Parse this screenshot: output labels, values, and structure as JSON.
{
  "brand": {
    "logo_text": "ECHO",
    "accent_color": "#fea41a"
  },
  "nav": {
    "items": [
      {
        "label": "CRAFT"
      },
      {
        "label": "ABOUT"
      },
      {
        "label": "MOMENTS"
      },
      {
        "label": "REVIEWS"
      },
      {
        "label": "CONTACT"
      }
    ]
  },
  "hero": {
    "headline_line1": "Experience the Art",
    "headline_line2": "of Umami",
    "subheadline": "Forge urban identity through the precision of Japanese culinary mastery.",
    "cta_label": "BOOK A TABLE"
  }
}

##########

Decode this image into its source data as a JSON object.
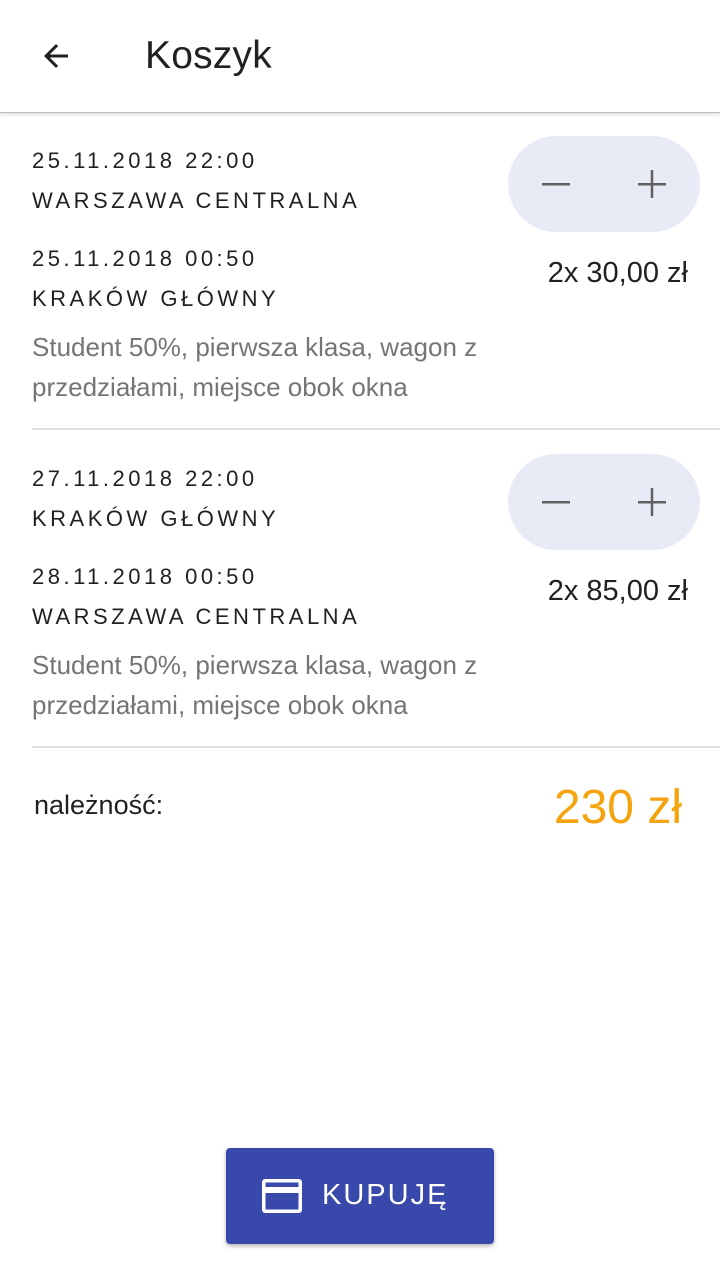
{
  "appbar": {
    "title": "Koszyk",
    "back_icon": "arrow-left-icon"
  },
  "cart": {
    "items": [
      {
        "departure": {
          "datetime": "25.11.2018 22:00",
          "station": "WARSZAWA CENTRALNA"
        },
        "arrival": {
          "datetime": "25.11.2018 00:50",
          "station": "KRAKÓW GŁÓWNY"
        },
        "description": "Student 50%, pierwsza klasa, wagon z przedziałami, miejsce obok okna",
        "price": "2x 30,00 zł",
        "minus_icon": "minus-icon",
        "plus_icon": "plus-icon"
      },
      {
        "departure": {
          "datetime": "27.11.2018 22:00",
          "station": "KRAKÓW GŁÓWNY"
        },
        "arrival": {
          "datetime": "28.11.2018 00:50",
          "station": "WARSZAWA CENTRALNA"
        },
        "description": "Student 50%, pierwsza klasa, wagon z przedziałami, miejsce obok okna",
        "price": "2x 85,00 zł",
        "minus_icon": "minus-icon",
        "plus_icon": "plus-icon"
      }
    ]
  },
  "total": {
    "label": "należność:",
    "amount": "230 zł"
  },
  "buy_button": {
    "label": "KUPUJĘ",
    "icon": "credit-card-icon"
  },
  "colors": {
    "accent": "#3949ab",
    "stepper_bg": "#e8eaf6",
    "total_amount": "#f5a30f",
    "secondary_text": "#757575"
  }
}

##########

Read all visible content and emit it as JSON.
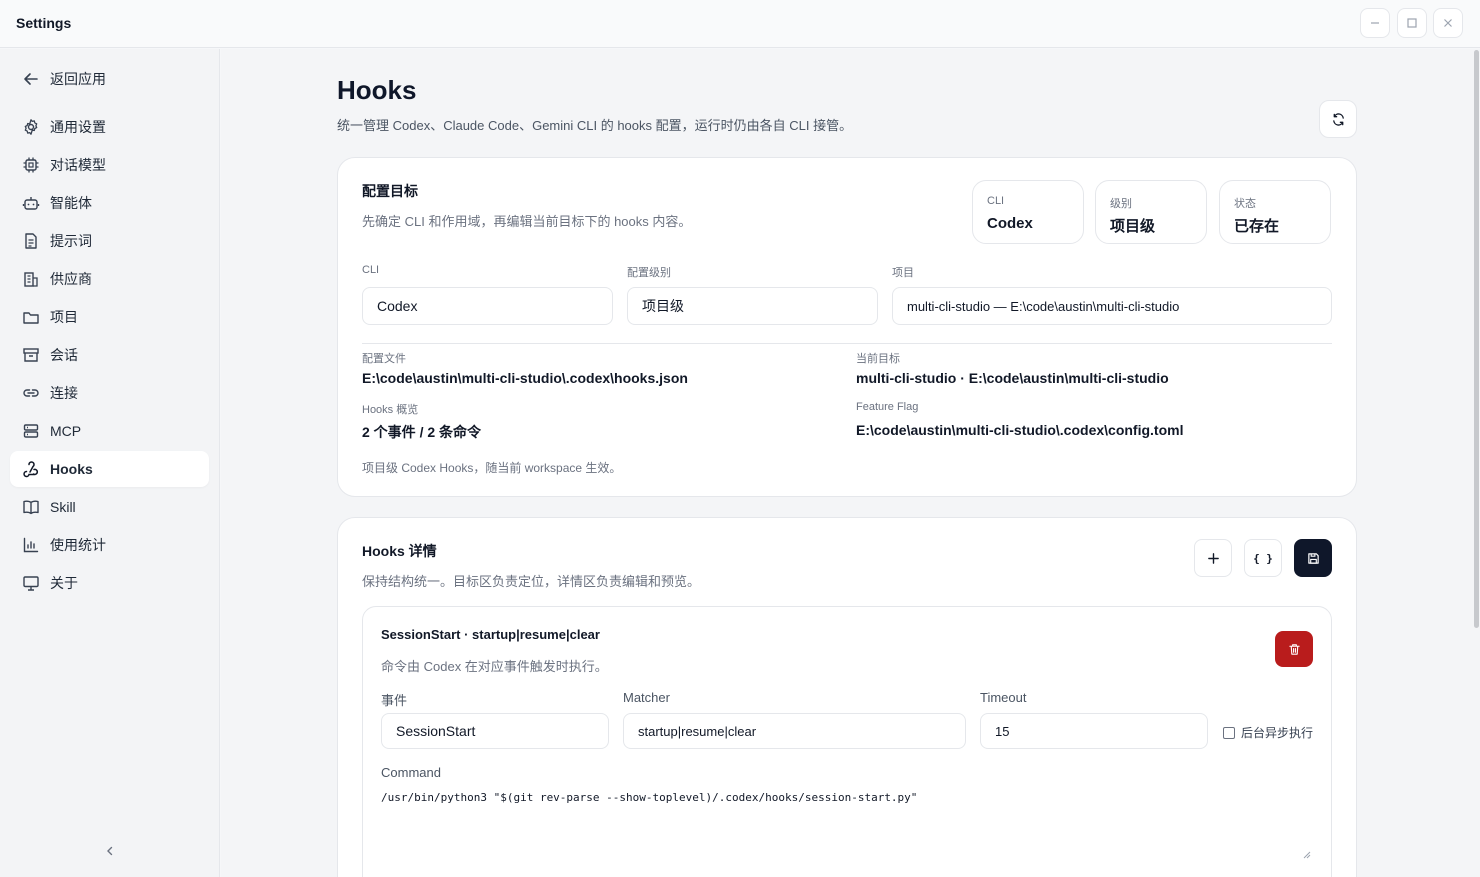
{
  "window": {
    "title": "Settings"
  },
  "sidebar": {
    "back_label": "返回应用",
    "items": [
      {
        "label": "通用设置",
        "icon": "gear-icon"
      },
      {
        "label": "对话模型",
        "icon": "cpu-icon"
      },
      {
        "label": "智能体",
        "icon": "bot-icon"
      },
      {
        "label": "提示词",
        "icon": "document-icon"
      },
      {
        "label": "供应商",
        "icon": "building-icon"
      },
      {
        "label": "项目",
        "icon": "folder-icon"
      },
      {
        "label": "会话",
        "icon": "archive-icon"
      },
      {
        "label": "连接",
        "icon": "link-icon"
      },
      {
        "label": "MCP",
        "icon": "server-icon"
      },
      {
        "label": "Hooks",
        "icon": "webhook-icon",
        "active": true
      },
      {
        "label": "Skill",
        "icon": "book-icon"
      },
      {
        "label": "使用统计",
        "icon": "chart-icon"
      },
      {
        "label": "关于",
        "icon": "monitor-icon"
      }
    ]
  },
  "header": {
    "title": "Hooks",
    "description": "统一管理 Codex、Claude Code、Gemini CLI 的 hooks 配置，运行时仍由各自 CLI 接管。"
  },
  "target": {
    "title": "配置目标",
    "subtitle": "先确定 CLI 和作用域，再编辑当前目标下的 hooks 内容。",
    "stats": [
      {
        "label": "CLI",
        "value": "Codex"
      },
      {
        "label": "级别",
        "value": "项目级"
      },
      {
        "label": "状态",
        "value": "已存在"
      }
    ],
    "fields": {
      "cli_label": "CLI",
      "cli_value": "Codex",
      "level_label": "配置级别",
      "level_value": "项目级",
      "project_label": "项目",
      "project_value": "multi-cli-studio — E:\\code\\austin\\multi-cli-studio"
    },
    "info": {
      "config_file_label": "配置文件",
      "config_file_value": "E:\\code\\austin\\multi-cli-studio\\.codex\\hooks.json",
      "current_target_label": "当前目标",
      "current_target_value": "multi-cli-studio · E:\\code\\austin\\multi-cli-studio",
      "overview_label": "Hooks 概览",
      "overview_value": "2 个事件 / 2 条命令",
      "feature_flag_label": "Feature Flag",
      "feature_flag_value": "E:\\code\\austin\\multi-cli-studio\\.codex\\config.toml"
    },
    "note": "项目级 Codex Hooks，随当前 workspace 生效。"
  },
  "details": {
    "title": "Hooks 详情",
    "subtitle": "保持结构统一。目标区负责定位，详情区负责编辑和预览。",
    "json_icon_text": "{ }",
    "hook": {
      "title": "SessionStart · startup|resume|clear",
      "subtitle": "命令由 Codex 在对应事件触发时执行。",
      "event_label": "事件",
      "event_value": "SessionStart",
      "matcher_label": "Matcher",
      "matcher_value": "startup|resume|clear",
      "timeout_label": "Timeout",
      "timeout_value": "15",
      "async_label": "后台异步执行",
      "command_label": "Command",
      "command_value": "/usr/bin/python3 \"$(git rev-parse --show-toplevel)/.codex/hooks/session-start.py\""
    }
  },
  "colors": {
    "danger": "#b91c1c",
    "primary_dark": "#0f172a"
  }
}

##########

> _STATED EXERCISE_
Return only the number of lines in the data above that include the word "this".

> _SOLUTION_
2